* **Aufgaben**:
- 1) Welches Amt hat Bischof James Massa laut dem Text über die Lehre vom gerechten Krieg inne?
- 2) Führe den Text über die Lehre vom gerechten Krieg nach seinem letzten Satz weiter.

Die United States Conference of Catholic Bishops (USCCB) hat die traditionelle Lehre der Kirche über den gerechten Krieg aufgrund kürzlicher öffentlicher Kommentare zur katholischen Lehre in Bezug auf Krieg und Frieden erneut bekräftigt.
In einer Erklärung betonte Bischof James Massa, Präsident des Doktrinkomitees der USCCB, dass die Kirche seit mehr als tausend Jahren die Prinzipien des „gerechten Krieges“ gelehrt hat, eine Tradition, die nach Ansicht der USCCB Papst Leo XIV in seinen jüngsten Interventionen im Sinn hatte.
Die legitime Verteidigung als einziges moralisches Rahmenwerk
Msgr. Massa erklärt, dass eines der konstanten Prinzipien dieser Lehre ist, dass eine Nation nur in legitimer Verteidigung und als letztes Mittel zu den Waffen greifen kann, nachdem alle friedlichen Wege ausgeschöpft sind.
In diesem Sinne zitierte der Bischof den Katechismus der Katholischen Kirche und erinnerte daran, dass der Einsatz von Gewalt nur dann moralisch legitim sein kann, wenn es sich um eine Antwort auf eine reale und aktive Aggression handelt.
Eine treue Interpretation der Worte des Papstes
Der Vertreter der US-amerikanischen Bischöfe insistierte darauf, dass die Worte von Papst Leo XIV innerhalb dieser Tradition interpretiert werden müssen, und wies darauf hin, dass der Pontifex keine persönliche Meinung äußert, sondern sein Amt als universeller Hirte der Kirche ausübt.

* **Eingabedaten**:
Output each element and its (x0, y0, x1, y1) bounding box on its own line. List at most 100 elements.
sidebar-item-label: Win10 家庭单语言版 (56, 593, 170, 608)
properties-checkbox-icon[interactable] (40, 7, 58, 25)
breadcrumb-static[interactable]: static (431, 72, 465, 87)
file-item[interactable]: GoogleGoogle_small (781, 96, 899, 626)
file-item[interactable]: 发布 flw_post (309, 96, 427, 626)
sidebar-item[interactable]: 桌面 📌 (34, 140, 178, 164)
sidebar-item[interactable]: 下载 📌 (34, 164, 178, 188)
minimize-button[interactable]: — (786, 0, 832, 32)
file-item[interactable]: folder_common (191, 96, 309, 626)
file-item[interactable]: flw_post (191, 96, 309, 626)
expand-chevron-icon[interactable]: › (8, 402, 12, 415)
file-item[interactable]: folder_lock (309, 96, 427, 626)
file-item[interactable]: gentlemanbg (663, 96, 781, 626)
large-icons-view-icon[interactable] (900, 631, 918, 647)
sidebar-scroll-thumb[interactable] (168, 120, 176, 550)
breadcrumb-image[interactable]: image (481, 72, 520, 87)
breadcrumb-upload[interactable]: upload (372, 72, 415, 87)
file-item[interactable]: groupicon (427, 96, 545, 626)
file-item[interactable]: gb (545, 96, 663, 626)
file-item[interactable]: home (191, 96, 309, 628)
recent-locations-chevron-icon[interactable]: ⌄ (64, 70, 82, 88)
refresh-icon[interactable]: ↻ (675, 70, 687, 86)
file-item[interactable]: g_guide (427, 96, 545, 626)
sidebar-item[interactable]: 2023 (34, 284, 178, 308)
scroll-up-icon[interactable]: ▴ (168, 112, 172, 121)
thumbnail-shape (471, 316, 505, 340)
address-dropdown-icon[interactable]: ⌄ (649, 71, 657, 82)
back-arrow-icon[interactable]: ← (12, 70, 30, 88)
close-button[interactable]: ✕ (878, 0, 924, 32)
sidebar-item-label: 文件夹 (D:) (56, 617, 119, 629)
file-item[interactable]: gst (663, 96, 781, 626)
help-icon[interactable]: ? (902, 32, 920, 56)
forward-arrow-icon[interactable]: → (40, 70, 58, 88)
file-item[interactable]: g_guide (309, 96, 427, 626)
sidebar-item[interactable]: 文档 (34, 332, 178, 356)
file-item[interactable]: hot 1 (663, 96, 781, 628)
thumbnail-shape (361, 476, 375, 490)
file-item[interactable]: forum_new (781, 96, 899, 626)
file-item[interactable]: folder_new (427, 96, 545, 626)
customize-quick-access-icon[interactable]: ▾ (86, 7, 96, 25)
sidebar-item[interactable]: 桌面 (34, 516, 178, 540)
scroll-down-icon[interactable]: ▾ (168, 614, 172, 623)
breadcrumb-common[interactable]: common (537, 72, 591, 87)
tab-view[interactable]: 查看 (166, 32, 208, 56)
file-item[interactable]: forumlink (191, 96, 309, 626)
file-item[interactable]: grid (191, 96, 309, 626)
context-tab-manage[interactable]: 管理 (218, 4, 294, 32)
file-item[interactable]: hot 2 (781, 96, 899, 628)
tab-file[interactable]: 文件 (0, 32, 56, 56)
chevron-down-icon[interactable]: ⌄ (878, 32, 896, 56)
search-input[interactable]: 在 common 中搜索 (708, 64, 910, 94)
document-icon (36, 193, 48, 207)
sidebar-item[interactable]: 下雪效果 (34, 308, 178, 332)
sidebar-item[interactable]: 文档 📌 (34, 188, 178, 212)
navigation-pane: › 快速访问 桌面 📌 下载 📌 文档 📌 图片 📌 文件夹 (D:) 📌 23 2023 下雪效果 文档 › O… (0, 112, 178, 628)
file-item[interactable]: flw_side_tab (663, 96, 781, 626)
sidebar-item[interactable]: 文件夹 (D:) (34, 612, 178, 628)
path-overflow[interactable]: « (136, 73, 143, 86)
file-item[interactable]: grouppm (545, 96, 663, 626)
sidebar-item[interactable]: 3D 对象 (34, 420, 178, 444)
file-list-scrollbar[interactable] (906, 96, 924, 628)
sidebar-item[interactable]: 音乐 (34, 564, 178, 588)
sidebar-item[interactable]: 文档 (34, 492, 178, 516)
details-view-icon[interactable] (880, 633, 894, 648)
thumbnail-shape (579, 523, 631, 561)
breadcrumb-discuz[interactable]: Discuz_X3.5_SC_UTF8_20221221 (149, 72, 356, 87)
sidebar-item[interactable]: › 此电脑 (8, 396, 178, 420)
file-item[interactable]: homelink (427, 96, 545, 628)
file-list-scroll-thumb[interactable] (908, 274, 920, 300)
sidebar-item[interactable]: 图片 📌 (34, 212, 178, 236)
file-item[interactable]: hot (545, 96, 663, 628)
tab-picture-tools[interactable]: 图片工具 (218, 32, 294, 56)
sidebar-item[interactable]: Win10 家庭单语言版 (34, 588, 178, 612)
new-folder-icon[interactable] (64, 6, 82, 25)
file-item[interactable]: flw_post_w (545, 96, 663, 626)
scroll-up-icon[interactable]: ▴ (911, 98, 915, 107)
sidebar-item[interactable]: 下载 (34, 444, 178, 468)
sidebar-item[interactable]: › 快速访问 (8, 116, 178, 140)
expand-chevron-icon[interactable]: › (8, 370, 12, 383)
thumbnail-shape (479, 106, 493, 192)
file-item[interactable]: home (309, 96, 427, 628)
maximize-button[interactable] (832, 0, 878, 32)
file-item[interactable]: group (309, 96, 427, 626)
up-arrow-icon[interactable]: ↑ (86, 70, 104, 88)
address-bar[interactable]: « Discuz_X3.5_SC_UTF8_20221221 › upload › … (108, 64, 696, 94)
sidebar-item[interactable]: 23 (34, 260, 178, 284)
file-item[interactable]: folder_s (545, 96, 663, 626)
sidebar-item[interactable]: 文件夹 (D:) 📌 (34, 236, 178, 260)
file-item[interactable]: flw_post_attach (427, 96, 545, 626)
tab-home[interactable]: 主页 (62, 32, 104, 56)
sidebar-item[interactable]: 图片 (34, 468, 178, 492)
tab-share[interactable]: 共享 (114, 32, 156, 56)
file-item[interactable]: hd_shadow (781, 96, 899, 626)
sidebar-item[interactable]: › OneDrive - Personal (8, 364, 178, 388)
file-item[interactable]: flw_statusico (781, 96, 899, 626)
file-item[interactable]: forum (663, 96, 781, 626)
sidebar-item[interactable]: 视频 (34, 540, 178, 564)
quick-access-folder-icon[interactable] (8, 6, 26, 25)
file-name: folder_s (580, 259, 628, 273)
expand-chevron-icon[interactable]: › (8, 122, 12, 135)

* **Antworten**:
- 1) Er ist Präsident des Doktrinkomitees der USCCB.

- 2)
Insbesondere bezog er sich auf die Aussage des Papstes, dass Gott „die Gebete derer, die Krieg führen, nicht hört“, und betonte, dass dieser Ausdruck in die moralische Verurteilung ungerechter Aggression eingebettet ist.
Ein ständiger Aufruf zum Frieden
Die Erklärung schließt mit der Erinnerung, dass die beständige Lehre der Kirche alle Menschen guten Willens auffordert, für einen dauerhaften Frieden zu arbeiten und die Ungerechtigkeiten und Übel zu vermeiden, die jeden bewaffneten Konflikt begleiten.
In diesem Sinne wiederholen die Bischöfe, dass selbst im Rahmen der Lehre vom gerechten Krieg der Frieden das ultimative Ziel und die fundamentale moralische Referenz für politisches und soziales Handeln bleibt.